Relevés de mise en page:
◇ ◇ ◇
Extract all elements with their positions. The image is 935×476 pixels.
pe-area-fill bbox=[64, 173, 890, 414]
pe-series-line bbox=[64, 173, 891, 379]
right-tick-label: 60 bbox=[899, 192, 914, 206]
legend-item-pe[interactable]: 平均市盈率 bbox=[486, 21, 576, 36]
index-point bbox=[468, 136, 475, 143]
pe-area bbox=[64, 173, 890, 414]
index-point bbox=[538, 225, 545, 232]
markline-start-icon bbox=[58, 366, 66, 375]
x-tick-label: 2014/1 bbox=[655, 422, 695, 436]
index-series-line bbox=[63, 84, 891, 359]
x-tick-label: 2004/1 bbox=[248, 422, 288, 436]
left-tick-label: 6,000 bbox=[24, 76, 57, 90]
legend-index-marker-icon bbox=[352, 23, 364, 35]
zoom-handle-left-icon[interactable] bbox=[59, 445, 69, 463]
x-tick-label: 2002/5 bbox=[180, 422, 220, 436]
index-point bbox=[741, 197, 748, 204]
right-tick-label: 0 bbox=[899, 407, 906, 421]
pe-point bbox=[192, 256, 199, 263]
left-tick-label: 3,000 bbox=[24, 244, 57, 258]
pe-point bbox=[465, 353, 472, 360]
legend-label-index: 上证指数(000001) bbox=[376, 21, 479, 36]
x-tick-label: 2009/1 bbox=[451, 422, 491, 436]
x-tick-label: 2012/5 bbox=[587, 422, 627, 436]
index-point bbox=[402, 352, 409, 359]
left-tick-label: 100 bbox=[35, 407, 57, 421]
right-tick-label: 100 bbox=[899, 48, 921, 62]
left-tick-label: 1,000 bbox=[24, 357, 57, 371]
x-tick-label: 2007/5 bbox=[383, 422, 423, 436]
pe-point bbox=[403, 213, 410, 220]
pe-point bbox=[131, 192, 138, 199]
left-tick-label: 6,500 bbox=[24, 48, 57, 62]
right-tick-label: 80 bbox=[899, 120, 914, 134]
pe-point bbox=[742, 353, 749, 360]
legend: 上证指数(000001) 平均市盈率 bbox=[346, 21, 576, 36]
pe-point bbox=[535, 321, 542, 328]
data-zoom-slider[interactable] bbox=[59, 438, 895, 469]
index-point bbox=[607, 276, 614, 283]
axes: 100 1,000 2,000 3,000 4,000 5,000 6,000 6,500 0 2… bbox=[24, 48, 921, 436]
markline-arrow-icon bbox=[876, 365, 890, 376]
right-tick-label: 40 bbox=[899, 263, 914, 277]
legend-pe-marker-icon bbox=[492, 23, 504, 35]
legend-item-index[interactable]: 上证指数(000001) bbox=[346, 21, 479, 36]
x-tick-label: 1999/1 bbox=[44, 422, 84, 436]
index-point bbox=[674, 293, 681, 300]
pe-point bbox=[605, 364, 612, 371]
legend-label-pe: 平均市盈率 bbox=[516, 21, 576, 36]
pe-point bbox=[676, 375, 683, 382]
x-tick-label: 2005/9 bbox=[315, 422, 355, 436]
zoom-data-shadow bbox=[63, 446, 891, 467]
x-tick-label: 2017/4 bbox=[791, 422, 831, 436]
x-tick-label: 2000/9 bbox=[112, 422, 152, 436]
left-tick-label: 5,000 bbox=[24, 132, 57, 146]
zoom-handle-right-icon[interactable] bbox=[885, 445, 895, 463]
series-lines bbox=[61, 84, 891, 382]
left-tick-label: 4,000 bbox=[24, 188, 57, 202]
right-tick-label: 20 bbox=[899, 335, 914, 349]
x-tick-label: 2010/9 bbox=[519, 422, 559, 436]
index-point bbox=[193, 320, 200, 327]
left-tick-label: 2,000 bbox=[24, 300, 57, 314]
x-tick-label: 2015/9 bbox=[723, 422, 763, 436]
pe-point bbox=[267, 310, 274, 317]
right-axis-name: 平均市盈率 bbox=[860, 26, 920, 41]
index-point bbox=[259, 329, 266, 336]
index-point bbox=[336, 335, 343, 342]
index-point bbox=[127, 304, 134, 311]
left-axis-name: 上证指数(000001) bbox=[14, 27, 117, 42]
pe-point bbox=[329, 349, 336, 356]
◇ ◇ ◇
Recopiez les lignes des relevés en partant de la toute première et en continuant jusqu'à la ligne qui contient « x-tick-label: 2014/1 bbox=[655, 422, 695, 436] », celle-ci comprise.

# Résultat:
Extract all elements with their positions. The image is 935×476 pixels.
pe-area-fill bbox=[64, 173, 890, 414]
pe-series-line bbox=[64, 173, 891, 379]
right-tick-label: 60 bbox=[899, 192, 914, 206]
legend-item-pe[interactable]: 平均市盈率 bbox=[486, 21, 576, 36]
index-point bbox=[468, 136, 475, 143]
pe-area bbox=[64, 173, 890, 414]
index-point bbox=[538, 225, 545, 232]
markline-start-icon bbox=[58, 366, 66, 375]
x-tick-label: 2014/1 bbox=[655, 422, 695, 436]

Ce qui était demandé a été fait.